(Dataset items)
· · · · ·

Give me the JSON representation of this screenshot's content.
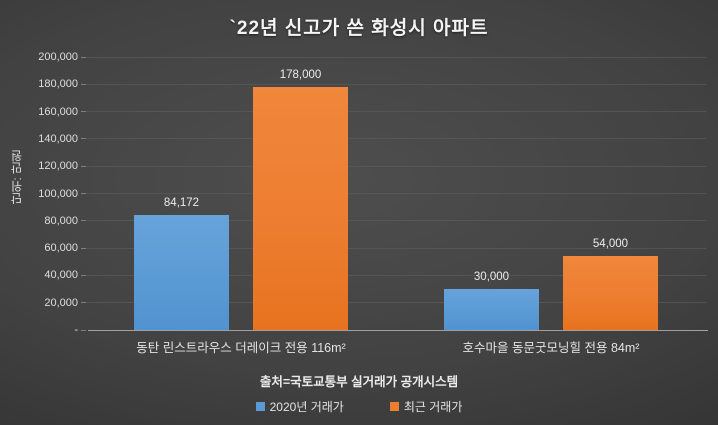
{
  "title": "`22년 신고가 쓴 화성시 아파트",
  "source": {
    "text": "출처=국토교통부 실거래가 공개시스템"
  },
  "colors": {
    "background_center": "#4e4e4e",
    "background_edge": "#2b2b2b",
    "series_blue": "#5B9BD5",
    "series_orange": "#ED7D31",
    "gridline": "#5a5a5a",
    "axis_line": "#a0a0a0",
    "text": "#e6e6e6"
  },
  "chart_data": {
    "type": "bar",
    "title": "`22년 신고가 쓴 화성시 아파트",
    "ylabel": "단위: 만원",
    "xlabel": "",
    "categories": [
      "동탄 린스트라우스 더레이크 전용 116m²",
      "호수마을 동문굿모닝힐 전용 84m²"
    ],
    "series": [
      {
        "name": "2020년 거래가",
        "color": "#5B9BD5",
        "values": [
          84172,
          30000
        ]
      },
      {
        "name": "최근 거래가",
        "color": "#ED7D31",
        "values": [
          178000,
          54000
        ]
      }
    ],
    "value_labels": [
      [
        "84,172",
        "30,000"
      ],
      [
        "178,000",
        "54,000"
      ]
    ],
    "ylim": [
      0,
      200000
    ],
    "yticks": [
      {
        "value": 0,
        "label": "-"
      },
      {
        "value": 20000,
        "label": "20,000"
      },
      {
        "value": 40000,
        "label": "40,000"
      },
      {
        "value": 60000,
        "label": "60,000"
      },
      {
        "value": 80000,
        "label": "80,000"
      },
      {
        "value": 100000,
        "label": "100,000"
      },
      {
        "value": 120000,
        "label": "120,000"
      },
      {
        "value": 140000,
        "label": "140,000"
      },
      {
        "value": 160000,
        "label": "160,000"
      },
      {
        "value": 180000,
        "label": "180,000"
      },
      {
        "value": 200000,
        "label": "200,000"
      }
    ],
    "grid": true,
    "legend_position": "bottom"
  }
}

· · · · ·

Instruction: Working from the lines above, reproduce the material exactly and exclude its pictures.

Solution for this problem:
Give me the JSON representation of this screenshot's content.
{
  "title": "`22년 신고가 쓴 화성시 아파트",
  "source": {
    "text": "출처=국토교통부 실거래가 공개시스템"
  },
  "colors": {
    "background_center": "#4e4e4e",
    "background_edge": "#2b2b2b",
    "series_blue": "#5B9BD5",
    "series_orange": "#ED7D31",
    "gridline": "#5a5a5a",
    "axis_line": "#a0a0a0",
    "text": "#e6e6e6"
  },
  "chart_data": {
    "type": "bar",
    "title": "`22년 신고가 쓴 화성시 아파트",
    "ylabel": "단위: 만원",
    "xlabel": "",
    "categories": [
      "동탄 린스트라우스 더레이크 전용 116m²",
      "호수마을 동문굿모닝힐 전용 84m²"
    ],
    "series": [
      {
        "name": "2020년 거래가",
        "color": "#5B9BD5",
        "values": [
          84172,
          30000
        ]
      },
      {
        "name": "최근 거래가",
        "color": "#ED7D31",
        "values": [
          178000,
          54000
        ]
      }
    ],
    "value_labels": [
      [
        "84,172",
        "30,000"
      ],
      [
        "178,000",
        "54,000"
      ]
    ],
    "ylim": [
      0,
      200000
    ],
    "yticks": [
      {
        "value": 0,
        "label": "-"
      },
      {
        "value": 20000,
        "label": "20,000"
      },
      {
        "value": 40000,
        "label": "40,000"
      },
      {
        "value": 60000,
        "label": "60,000"
      },
      {
        "value": 80000,
        "label": "80,000"
      },
      {
        "value": 100000,
        "label": "100,000"
      },
      {
        "value": 120000,
        "label": "120,000"
      },
      {
        "value": 140000,
        "label": "140,000"
      },
      {
        "value": 160000,
        "label": "160,000"
      },
      {
        "value": 180000,
        "label": "180,000"
      },
      {
        "value": 200000,
        "label": "200,000"
      }
    ],
    "grid": true,
    "legend_position": "bottom"
  }
}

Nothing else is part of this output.